- _Request_
Every record here needs to be written out again exactly.

- _Data entries_
"""
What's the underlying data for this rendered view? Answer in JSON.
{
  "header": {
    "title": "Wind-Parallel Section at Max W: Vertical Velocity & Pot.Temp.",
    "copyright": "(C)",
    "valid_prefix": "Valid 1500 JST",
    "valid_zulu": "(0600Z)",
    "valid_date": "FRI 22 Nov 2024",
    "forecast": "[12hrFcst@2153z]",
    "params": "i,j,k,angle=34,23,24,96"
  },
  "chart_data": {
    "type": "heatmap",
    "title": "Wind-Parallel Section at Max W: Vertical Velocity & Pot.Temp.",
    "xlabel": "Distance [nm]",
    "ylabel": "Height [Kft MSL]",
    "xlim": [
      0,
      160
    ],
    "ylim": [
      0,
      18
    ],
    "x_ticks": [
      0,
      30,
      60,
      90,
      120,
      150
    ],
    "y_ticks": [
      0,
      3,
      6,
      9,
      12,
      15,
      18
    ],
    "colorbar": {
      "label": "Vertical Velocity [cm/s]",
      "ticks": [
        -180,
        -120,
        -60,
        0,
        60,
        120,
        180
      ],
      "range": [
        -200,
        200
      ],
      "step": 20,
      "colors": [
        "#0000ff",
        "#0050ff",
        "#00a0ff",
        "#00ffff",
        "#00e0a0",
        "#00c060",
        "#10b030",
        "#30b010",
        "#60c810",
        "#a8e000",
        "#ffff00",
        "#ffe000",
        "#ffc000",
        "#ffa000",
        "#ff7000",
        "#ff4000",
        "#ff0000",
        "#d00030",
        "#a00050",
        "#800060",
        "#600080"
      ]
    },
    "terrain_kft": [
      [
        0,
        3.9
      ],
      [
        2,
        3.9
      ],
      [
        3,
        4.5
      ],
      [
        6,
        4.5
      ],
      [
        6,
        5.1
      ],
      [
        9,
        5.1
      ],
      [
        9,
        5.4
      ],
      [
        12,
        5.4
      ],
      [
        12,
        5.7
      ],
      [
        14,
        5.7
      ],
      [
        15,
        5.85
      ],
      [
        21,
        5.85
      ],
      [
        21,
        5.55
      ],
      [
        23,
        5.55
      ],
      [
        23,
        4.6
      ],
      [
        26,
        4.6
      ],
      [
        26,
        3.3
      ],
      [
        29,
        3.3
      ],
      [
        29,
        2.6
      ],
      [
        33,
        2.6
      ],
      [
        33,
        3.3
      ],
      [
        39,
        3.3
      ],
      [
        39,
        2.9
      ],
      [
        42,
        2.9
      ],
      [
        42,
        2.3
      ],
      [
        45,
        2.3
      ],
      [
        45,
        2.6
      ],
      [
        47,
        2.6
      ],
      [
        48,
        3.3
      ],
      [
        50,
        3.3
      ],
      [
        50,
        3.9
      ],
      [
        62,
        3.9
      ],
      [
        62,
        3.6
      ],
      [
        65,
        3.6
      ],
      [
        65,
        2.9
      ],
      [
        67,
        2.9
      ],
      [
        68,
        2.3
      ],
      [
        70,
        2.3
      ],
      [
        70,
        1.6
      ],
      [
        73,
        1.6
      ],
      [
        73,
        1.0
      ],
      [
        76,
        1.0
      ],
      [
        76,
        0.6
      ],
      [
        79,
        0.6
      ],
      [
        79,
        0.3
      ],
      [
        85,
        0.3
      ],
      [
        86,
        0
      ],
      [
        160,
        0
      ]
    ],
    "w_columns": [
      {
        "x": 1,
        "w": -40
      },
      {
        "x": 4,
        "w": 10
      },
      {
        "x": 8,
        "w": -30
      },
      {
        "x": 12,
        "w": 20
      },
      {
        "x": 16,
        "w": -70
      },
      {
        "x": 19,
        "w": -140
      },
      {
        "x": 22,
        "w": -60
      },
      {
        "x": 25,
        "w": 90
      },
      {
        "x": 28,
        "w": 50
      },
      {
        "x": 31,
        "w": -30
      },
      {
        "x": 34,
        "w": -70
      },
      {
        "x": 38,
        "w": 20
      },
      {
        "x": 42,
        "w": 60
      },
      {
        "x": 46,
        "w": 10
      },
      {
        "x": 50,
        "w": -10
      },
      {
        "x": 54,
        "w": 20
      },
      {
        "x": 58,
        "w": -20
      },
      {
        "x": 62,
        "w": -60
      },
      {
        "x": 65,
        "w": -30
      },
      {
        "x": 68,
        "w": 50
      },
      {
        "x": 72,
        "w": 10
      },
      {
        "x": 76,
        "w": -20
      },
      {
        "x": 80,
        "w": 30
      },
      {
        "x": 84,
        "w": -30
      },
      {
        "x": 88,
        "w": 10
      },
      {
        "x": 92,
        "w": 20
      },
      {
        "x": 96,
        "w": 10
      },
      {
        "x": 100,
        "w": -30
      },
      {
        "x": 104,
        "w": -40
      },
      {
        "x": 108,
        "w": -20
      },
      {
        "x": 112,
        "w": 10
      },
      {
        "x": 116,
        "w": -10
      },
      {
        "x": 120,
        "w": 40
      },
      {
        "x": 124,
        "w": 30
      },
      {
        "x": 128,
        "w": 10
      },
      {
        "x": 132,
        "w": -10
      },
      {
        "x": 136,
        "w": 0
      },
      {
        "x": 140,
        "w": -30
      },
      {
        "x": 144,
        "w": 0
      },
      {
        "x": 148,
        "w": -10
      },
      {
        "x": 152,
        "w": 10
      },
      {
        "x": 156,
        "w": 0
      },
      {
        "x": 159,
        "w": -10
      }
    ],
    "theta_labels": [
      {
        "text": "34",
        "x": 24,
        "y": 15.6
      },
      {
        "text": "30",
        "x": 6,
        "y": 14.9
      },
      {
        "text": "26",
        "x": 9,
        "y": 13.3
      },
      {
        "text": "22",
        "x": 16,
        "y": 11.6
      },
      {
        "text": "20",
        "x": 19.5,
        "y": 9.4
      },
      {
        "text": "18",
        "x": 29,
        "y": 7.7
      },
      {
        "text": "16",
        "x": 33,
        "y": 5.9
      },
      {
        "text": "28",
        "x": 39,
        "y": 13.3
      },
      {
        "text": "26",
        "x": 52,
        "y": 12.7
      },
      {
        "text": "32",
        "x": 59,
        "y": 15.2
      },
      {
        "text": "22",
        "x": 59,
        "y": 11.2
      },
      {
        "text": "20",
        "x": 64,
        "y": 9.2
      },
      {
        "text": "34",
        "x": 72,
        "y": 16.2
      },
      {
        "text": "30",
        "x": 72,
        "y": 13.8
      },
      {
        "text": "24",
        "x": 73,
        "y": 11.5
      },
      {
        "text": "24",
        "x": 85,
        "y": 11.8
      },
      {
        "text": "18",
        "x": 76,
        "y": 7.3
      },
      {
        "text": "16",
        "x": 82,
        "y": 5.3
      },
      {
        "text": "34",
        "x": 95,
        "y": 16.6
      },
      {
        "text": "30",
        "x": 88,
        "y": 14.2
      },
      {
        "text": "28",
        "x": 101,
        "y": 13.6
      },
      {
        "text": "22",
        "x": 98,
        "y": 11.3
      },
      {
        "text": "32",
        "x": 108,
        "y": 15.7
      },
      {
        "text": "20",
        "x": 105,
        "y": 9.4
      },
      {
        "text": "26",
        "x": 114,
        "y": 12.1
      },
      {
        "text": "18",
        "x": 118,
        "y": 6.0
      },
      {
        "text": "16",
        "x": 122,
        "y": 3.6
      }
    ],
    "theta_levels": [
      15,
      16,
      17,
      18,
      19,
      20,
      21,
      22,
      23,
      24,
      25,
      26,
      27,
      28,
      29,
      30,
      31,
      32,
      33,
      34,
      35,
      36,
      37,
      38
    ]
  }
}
"""
- _Expected output_
What's the underlying data for this rendered view? Answer in JSON.
{
  "header": {
    "title": "Wind-Parallel Section at Max W: Vertical Velocity & Pot.Temp.",
    "copyright": "(C)",
    "valid_prefix": "Valid 1500 JST",
    "valid_zulu": "(0600Z)",
    "valid_date": "FRI 22 Nov 2024",
    "forecast": "[12hrFcst@2153z]",
    "params": "i,j,k,angle=34,23,24,96"
  },
  "chart_data": {
    "type": "heatmap",
    "title": "Wind-Parallel Section at Max W: Vertical Velocity & Pot.Temp.",
    "xlabel": "Distance [nm]",
    "ylabel": "Height [Kft MSL]",
    "xlim": [
      0,
      160
    ],
    "ylim": [
      0,
      18
    ],
    "x_ticks": [
      0,
      30,
      60,
      90,
      120,
      150
    ],
    "y_ticks": [
      0,
      3,
      6,
      9,
      12,
      15,
      18
    ],
    "colorbar": {
      "label": "Vertical Velocity [cm/s]",
      "ticks": [
        -180,
        -120,
        -60,
        0,
        60,
        120,
        180
      ],
      "range": [
        -200,
        200
      ],
      "step": 20,
      "colors": [
        "#0000ff",
        "#0050ff",
        "#00a0ff",
        "#00ffff",
        "#00e0a0",
        "#00c060",
        "#10b030",
        "#30b010",
        "#60c810",
        "#a8e000",
        "#ffff00",
        "#ffe000",
        "#ffc000",
        "#ffa000",
        "#ff7000",
        "#ff4000",
        "#ff0000",
        "#d00030",
        "#a00050",
        "#800060",
        "#600080"
      ]
    },
    "terrain_kft": [
      [
        0,
        3.9
      ],
      [
        2,
        3.9
      ],
      [
        3,
        4.5
      ],
      [
        6,
        4.5
      ],
      [
        6,
        5.1
      ],
      [
        9,
        5.1
      ],
      [
        9,
        5.4
      ],
      [
        12,
        5.4
      ],
      [
        12,
        5.7
      ],
      [
        14,
        5.7
      ],
      [
        15,
        5.85
      ],
      [
        21,
        5.85
      ],
      [
        21,
        5.55
      ],
      [
        23,
        5.55
      ],
      [
        23,
        4.6
      ],
      [
        26,
        4.6
      ],
      [
        26,
        3.3
      ],
      [
        29,
        3.3
      ],
      [
        29,
        2.6
      ],
      [
        33,
        2.6
      ],
      [
        33,
        3.3
      ],
      [
        39,
        3.3
      ],
      [
        39,
        2.9
      ],
      [
        42,
        2.9
      ],
      [
        42,
        2.3
      ],
      [
        45,
        2.3
      ],
      [
        45,
        2.6
      ],
      [
        47,
        2.6
      ],
      [
        48,
        3.3
      ],
      [
        50,
        3.3
      ],
      [
        50,
        3.9
      ],
      [
        62,
        3.9
      ],
      [
        62,
        3.6
      ],
      [
        65,
        3.6
      ],
      [
        65,
        2.9
      ],
      [
        67,
        2.9
      ],
      [
        68,
        2.3
      ],
      [
        70,
        2.3
      ],
      [
        70,
        1.6
      ],
      [
        73,
        1.6
      ],
      [
        73,
        1.0
      ],
      [
        76,
        1.0
      ],
      [
        76,
        0.6
      ],
      [
        79,
        0.6
      ],
      [
        79,
        0.3
      ],
      [
        85,
        0.3
      ],
      [
        86,
        0
      ],
      [
        160,
        0
      ]
    ],
    "w_columns": [
      {
        "x": 1,
        "w": -40
      },
      {
        "x": 4,
        "w": 10
      },
      {
        "x": 8,
        "w": -30
      },
      {
        "x": 12,
        "w": 20
      },
      {
        "x": 16,
        "w": -70
      },
      {
        "x": 19,
        "w": -140
      },
      {
        "x": 22,
        "w": -60
      },
      {
        "x": 25,
        "w": 90
      },
      {
        "x": 28,
        "w": 50
      },
      {
        "x": 31,
        "w": -30
      },
      {
        "x": 34,
        "w": -70
      },
      {
        "x": 38,
        "w": 20
      },
      {
        "x": 42,
        "w": 60
      },
      {
        "x": 46,
        "w": 10
      },
      {
        "x": 50,
        "w": -10
      },
      {
        "x": 54,
        "w": 20
      },
      {
        "x": 58,
        "w": -20
      },
      {
        "x": 62,
        "w": -60
      },
      {
        "x": 65,
        "w": -30
      },
      {
        "x": 68,
        "w": 50
      },
      {
        "x": 72,
        "w": 10
      },
      {
        "x": 76,
        "w": -20
      },
      {
        "x": 80,
        "w": 30
      },
      {
        "x": 84,
        "w": -30
      },
      {
        "x": 88,
        "w": 10
      },
      {
        "x": 92,
        "w": 20
      },
      {
        "x": 96,
        "w": 10
      },
      {
        "x": 100,
        "w": -30
      },
      {
        "x": 104,
        "w": -40
      },
      {
        "x": 108,
        "w": -20
      },
      {
        "x": 112,
        "w": 10
      },
      {
        "x": 116,
        "w": -10
      },
      {
        "x": 120,
        "w": 40
      },
      {
        "x": 124,
        "w": 30
      },
      {
        "x": 128,
        "w": 10
      },
      {
        "x": 132,
        "w": -10
      },
      {
        "x": 136,
        "w": 0
      },
      {
        "x": 140,
        "w": -30
      },
      {
        "x": 144,
        "w": 0
      },
      {
        "x": 148,
        "w": -10
      },
      {
        "x": 152,
        "w": 10
      },
      {
        "x": 156,
        "w": 0
      },
      {
        "x": 159,
        "w": -10
      }
    ],
    "theta_labels": [
      {
        "text": "34",
        "x": 24,
        "y": 15.6
      },
      {
        "text": "30",
        "x": 6,
        "y": 14.9
      },
      {
        "text": "26",
        "x": 9,
        "y": 13.3
      },
      {
        "text": "22",
        "x": 16,
        "y": 11.6
      },
      {
        "text": "20",
        "x": 19.5,
        "y": 9.4
      },
      {
        "text": "18",
        "x": 29,
        "y": 7.7
      },
      {
        "text": "16",
        "x": 33,
        "y": 5.9
      },
      {
        "text": "28",
        "x": 39,
        "y": 13.3
      },
      {
        "text": "26",
        "x": 52,
        "y": 12.7
      },
      {
        "text": "32",
        "x": 59,
        "y": 15.2
      },
      {
        "text": "22",
        "x": 59,
        "y": 11.2
      },
      {
        "text": "20",
        "x": 64,
        "y": 9.2
      },
      {
        "text": "34",
        "x": 72,
        "y": 16.2
      },
      {
        "text": "30",
        "x": 72,
        "y": 13.8
      },
      {
        "text": "24",
        "x": 73,
        "y": 11.5
      },
      {
        "text": "24",
        "x": 85,
        "y": 11.8
      },
      {
        "text": "18",
        "x": 76,
        "y": 7.3
      },
      {
        "text": "16",
        "x": 82,
        "y": 5.3
      },
      {
        "text": "34",
        "x": 95,
        "y": 16.6
      },
      {
        "text": "30",
        "x": 88,
        "y": 14.2
      },
      {
        "text": "28",
        "x": 101,
        "y": 13.6
      },
      {
        "text": "22",
        "x": 98,
        "y": 11.3
      },
      {
        "text": "32",
        "x": 108,
        "y": 15.7
      },
      {
        "text": "20",
        "x": 105,
        "y": 9.4
      },
      {
        "text": "26",
        "x": 114,
        "y": 12.1
      },
      {
        "text": "18",
        "x": 118,
        "y": 6.0
      },
      {
        "text": "16",
        "x": 122,
        "y": 3.6
      }
    ],
    "theta_levels": [
      15,
      16,
      17,
      18,
      19,
      20,
      21,
      22,
      23,
      24,
      25,
      26,
      27,
      28,
      29,
      30,
      31,
      32,
      33,
      34,
      35,
      36,
      37,
      38
    ]
  }
}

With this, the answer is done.